Exercise goal:
Restate every line of the material, word for word.

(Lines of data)
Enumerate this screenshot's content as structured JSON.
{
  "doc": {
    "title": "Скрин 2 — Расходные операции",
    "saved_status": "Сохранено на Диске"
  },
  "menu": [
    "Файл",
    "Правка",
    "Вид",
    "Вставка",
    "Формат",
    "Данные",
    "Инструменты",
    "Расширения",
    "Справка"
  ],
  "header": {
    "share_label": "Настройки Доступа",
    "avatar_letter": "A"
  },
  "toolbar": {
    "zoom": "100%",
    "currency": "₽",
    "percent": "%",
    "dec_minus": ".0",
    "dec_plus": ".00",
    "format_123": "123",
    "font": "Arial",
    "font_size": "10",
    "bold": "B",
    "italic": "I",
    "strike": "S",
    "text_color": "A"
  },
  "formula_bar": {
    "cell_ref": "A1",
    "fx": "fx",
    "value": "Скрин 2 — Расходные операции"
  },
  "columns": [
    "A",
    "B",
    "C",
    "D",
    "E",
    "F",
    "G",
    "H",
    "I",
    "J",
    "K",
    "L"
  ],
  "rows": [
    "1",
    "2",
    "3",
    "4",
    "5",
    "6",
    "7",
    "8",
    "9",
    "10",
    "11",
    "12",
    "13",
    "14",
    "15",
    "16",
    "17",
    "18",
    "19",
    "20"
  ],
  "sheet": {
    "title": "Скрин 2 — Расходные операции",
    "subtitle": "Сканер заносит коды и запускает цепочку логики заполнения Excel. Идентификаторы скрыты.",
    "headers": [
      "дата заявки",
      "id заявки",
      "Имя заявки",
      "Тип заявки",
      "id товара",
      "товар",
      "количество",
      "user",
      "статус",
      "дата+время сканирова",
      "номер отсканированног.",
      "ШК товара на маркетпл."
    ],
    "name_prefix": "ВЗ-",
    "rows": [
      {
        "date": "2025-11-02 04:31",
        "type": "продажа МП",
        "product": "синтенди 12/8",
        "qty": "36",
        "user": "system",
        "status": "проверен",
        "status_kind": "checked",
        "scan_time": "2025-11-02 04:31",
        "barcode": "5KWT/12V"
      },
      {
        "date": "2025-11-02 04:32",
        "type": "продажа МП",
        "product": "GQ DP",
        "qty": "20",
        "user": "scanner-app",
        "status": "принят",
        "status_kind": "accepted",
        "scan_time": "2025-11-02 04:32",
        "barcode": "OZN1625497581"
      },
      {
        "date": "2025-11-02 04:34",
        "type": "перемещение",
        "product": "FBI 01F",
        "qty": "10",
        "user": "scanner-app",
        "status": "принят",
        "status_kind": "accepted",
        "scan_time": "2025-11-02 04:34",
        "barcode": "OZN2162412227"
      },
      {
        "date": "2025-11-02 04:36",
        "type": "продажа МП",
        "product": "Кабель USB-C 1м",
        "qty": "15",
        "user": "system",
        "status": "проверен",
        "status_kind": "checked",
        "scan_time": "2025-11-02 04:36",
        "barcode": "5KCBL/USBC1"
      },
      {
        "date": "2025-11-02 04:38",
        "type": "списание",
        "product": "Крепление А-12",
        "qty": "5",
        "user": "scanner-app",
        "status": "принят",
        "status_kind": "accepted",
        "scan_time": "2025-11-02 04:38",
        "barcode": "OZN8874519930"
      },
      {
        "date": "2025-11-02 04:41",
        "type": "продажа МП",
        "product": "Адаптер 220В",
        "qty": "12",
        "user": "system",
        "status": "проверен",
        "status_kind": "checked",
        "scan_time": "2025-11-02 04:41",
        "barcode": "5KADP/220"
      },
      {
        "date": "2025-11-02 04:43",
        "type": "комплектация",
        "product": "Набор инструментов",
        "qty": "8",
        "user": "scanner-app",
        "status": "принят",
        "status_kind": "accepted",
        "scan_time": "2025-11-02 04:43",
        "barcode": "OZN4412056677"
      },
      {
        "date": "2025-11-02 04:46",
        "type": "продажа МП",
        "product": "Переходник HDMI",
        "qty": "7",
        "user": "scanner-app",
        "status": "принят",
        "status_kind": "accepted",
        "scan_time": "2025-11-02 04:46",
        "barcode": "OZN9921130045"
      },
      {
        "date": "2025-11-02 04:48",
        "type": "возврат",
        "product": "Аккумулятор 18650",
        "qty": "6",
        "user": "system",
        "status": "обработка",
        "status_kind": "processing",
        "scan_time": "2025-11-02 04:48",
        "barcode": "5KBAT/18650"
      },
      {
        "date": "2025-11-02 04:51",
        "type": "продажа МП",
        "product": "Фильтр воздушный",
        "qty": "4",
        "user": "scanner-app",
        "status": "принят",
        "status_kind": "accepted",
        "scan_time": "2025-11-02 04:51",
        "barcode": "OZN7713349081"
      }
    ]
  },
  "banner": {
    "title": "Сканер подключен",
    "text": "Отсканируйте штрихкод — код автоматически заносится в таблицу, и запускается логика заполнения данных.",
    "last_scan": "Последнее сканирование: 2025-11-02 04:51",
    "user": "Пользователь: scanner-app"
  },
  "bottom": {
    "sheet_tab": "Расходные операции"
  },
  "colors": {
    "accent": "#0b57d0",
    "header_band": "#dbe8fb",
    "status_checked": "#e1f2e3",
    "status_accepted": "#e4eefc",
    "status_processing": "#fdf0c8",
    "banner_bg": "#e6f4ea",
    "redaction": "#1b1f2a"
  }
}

Response to this task:
Enumerate this screenshot's content as structured JSON.
{
  "doc": {
    "title": "Скрин 2 — Расходные операции",
    "saved_status": "Сохранено на Диске"
  },
  "menu": [
    "Файл",
    "Правка",
    "Вид",
    "Вставка",
    "Формат",
    "Данные",
    "Инструменты",
    "Расширения",
    "Справка"
  ],
  "header": {
    "share_label": "Настройки Доступа",
    "avatar_letter": "A"
  },
  "toolbar": {
    "zoom": "100%",
    "currency": "₽",
    "percent": "%",
    "dec_minus": ".0",
    "dec_plus": ".00",
    "format_123": "123",
    "font": "Arial",
    "font_size": "10",
    "bold": "B",
    "italic": "I",
    "strike": "S",
    "text_color": "A"
  },
  "formula_bar": {
    "cell_ref": "A1",
    "fx": "fx",
    "value": "Скрин 2 — Расходные операции"
  },
  "columns": [
    "A",
    "B",
    "C",
    "D",
    "E",
    "F",
    "G",
    "H",
    "I",
    "J",
    "K",
    "L"
  ],
  "rows": [
    "1",
    "2",
    "3",
    "4",
    "5",
    "6",
    "7",
    "8",
    "9",
    "10",
    "11",
    "12",
    "13",
    "14",
    "15",
    "16",
    "17",
    "18",
    "19",
    "20"
  ],
  "sheet": {
    "title": "Скрин 2 — Расходные операции",
    "subtitle": "Сканер заносит коды и запускает цепочку логики заполнения Excel. Идентификаторы скрыты.",
    "headers": [
      "дата заявки",
      "id заявки",
      "Имя заявки",
      "Тип заявки",
      "id товара",
      "товар",
      "количество",
      "user",
      "статус",
      "дата+время сканирова",
      "номер отсканированног.",
      "ШК товара на маркетпл."
    ],
    "name_prefix": "ВЗ-",
    "rows": [
      {
        "date": "2025-11-02 04:31",
        "type": "продажа МП",
        "product": "синтенди 12/8",
        "qty": "36",
        "user": "system",
        "status": "проверен",
        "status_kind": "checked",
        "scan_time": "2025-11-02 04:31",
        "barcode": "5KWT/12V"
      },
      {
        "date": "2025-11-02 04:32",
        "type": "продажа МП",
        "product": "GQ DP",
        "qty": "20",
        "user": "scanner-app",
        "status": "принят",
        "status_kind": "accepted",
        "scan_time": "2025-11-02 04:32",
        "barcode": "OZN1625497581"
      },
      {
        "date": "2025-11-02 04:34",
        "type": "перемещение",
        "product": "FBI 01F",
        "qty": "10",
        "user": "scanner-app",
        "status": "принят",
        "status_kind": "accepted",
        "scan_time": "2025-11-02 04:34",
        "barcode": "OZN2162412227"
      },
      {
        "date": "2025-11-02 04:36",
        "type": "продажа МП",
        "product": "Кабель USB-C 1м",
        "qty": "15",
        "user": "system",
        "status": "проверен",
        "status_kind": "checked",
        "scan_time": "2025-11-02 04:36",
        "barcode": "5KCBL/USBC1"
      },
      {
        "date": "2025-11-02 04:38",
        "type": "списание",
        "product": "Крепление А-12",
        "qty": "5",
        "user": "scanner-app",
        "status": "принят",
        "status_kind": "accepted",
        "scan_time": "2025-11-02 04:38",
        "barcode": "OZN8874519930"
      },
      {
        "date": "2025-11-02 04:41",
        "type": "продажа МП",
        "product": "Адаптер 220В",
        "qty": "12",
        "user": "system",
        "status": "проверен",
        "status_kind": "checked",
        "scan_time": "2025-11-02 04:41",
        "barcode": "5KADP/220"
      },
      {
        "date": "2025-11-02 04:43",
        "type": "комплектация",
        "product": "Набор инструментов",
        "qty": "8",
        "user": "scanner-app",
        "status": "принят",
        "status_kind": "accepted",
        "scan_time": "2025-11-02 04:43",
        "barcode": "OZN4412056677"
      },
      {
        "date": "2025-11-02 04:46",
        "type": "продажа МП",
        "product": "Переходник HDMI",
        "qty": "7",
        "user": "scanner-app",
        "status": "принят",
        "status_kind": "accepted",
        "scan_time": "2025-11-02 04:46",
        "barcode": "OZN9921130045"
      },
      {
        "date": "2025-11-02 04:48",
        "type": "возврат",
        "product": "Аккумулятор 18650",
        "qty": "6",
        "user": "system",
        "status": "обработка",
        "status_kind": "processing",
        "scan_time": "2025-11-02 04:48",
        "barcode": "5KBAT/18650"
      },
      {
        "date": "2025-11-02 04:51",
        "type": "продажа МП",
        "product": "Фильтр воздушный",
        "qty": "4",
        "user": "scanner-app",
        "status": "принят",
        "status_kind": "accepted",
        "scan_time": "2025-11-02 04:51",
        "barcode": "OZN7713349081"
      }
    ]
  },
  "banner": {
    "title": "Сканер подключен",
    "text": "Отсканируйте штрихкод — код автоматически заносится в таблицу, и запускается логика заполнения данных.",
    "last_scan": "Последнее сканирование: 2025-11-02 04:51",
    "user": "Пользователь: scanner-app"
  },
  "bottom": {
    "sheet_tab": "Расходные операции"
  },
  "colors": {
    "accent": "#0b57d0",
    "header_band": "#dbe8fb",
    "status_checked": "#e1f2e3",
    "status_accepted": "#e4eefc",
    "status_processing": "#fdf0c8",
    "banner_bg": "#e6f4ea",
    "redaction": "#1b1f2a"
  }
}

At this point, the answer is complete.